(Extracted records)
========================

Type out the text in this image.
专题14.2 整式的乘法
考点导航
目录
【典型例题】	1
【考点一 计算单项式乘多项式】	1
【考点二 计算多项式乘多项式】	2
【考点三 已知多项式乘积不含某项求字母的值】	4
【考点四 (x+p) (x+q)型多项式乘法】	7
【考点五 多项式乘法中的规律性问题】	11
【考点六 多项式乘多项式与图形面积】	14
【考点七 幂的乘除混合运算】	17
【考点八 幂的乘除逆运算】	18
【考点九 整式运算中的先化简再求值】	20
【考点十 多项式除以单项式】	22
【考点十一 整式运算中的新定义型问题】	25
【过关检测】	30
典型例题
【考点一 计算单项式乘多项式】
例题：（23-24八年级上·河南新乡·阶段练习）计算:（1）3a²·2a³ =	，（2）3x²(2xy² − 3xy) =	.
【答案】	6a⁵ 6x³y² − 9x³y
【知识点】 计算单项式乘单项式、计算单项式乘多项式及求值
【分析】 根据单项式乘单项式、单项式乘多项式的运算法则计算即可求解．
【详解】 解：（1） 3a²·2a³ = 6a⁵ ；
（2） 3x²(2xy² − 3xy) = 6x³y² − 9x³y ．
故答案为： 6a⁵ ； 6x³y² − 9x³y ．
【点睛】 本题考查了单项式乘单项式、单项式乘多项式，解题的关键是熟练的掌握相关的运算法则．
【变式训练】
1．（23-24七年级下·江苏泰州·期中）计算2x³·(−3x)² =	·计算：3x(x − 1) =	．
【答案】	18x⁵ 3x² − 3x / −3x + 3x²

========================

## [WHAT THE TASK REQUIRES]
Exactly reproduce every line of the records.

## [RESULT OF THE EXERCISE]
Type out the text in this image.
专题14.2 整式的乘法
考点导航
目录
【典型例题】	1
【考点一 计算单项式乘多项式】	1
【考点二 计算多项式乘多项式】	2
【考点三 已知多项式乘积不含某项求字母的值】	4
【考点四 (x+p) (x+q)型多项式乘法】	7
【考点五 多项式乘法中的规律性问题】	11
【考点六 多项式乘多项式与图形面积】	14
【考点七 幂的乘除混合运算】	17
【考点八 幂的乘除逆运算】	18
【考点九 整式运算中的先化简再求值】	20
【考点十 多项式除以单项式】	22
【考点十一 整式运算中的新定义型问题】	25
【过关检测】	30
典型例题
【考点一 计算单项式乘多项式】
例题：（23-24八年级上·河南新乡·阶段练习）计算:（1）3a²·2a³ =	，（2）3x²(2xy² − 3xy) =	.
【答案】	6a⁵ 6x³y² − 9x³y
【知识点】 计算单项式乘单项式、计算单项式乘多项式及求值
【分析】 根据单项式乘单项式、单项式乘多项式的运算法则计算即可求解．
【详解】 解：（1） 3a²·2a³ = 6a⁵ ；
（2） 3x²(2xy² − 3xy) = 6x³y² − 9x³y ．
故答案为： 6a⁵ ； 6x³y² − 9x³y ．
【点睛】 本题考查了单项式乘单项式、单项式乘多项式，解题的关键是熟练的掌握相关的运算法则．
【变式训练】
1．（23-24七年级下·江苏泰州·期中）计算2x³·(−3x)² =	·计算：3x(x − 1) =	．
【答案】	18x⁵ 3x² − 3x / −3x + 3x²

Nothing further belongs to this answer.